Print the entries below again exactly as they stand, but skip any picture.

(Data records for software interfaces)
····················

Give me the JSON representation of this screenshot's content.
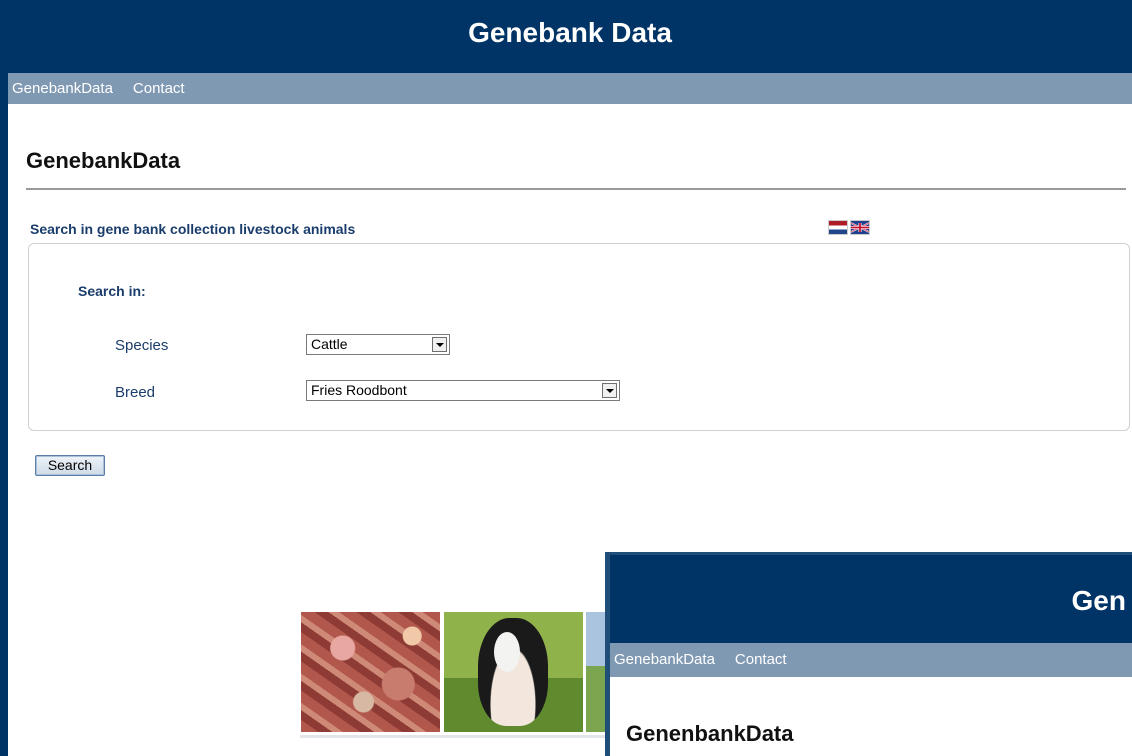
{
  "main_window": {
    "header": {
      "title": "Genebank Data"
    },
    "nav": [
      {
        "label": "GenebankData"
      },
      {
        "label": "Contact"
      }
    ],
    "page_title": "GenebankData",
    "search_heading": "Search in gene bank collection livestock animals",
    "languages": [
      "dutch-flag-icon",
      "uk-flag-icon"
    ],
    "form": {
      "section_label": "Search in:",
      "species": {
        "label": "Species",
        "value": "Cattle"
      },
      "breed": {
        "label": "Breed",
        "value": "Fries Roodbont"
      }
    },
    "search_button": "Search",
    "images": [
      "cells-photo",
      "cow-photo",
      "landscape-photo"
    ]
  },
  "second_window": {
    "header": {
      "title": "Gen"
    },
    "nav": [
      {
        "label": "GenebankData"
      },
      {
        "label": "Contact"
      }
    ],
    "page_title": "GenenbankData"
  },
  "colors": {
    "header_bg": "#003366",
    "nav_bg": "#8099b3",
    "label_color": "#1a3d6b"
  }
}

····················

_Result for this task_
Give me the JSON representation of this screenshot's content.
{
  "main_window": {
    "header": {
      "title": "Genebank Data"
    },
    "nav": [
      {
        "label": "GenebankData"
      },
      {
        "label": "Contact"
      }
    ],
    "page_title": "GenebankData",
    "search_heading": "Search in gene bank collection livestock animals",
    "languages": [
      "dutch-flag-icon",
      "uk-flag-icon"
    ],
    "form": {
      "section_label": "Search in:",
      "species": {
        "label": "Species",
        "value": "Cattle"
      },
      "breed": {
        "label": "Breed",
        "value": "Fries Roodbont"
      }
    },
    "search_button": "Search",
    "images": [
      "cells-photo",
      "cow-photo",
      "landscape-photo"
    ]
  },
  "second_window": {
    "header": {
      "title": "Gen"
    },
    "nav": [
      {
        "label": "GenebankData"
      },
      {
        "label": "Contact"
      }
    ],
    "page_title": "GenenbankData"
  },
  "colors": {
    "header_bg": "#003366",
    "nav_bg": "#8099b3",
    "label_color": "#1a3d6b"
  }
}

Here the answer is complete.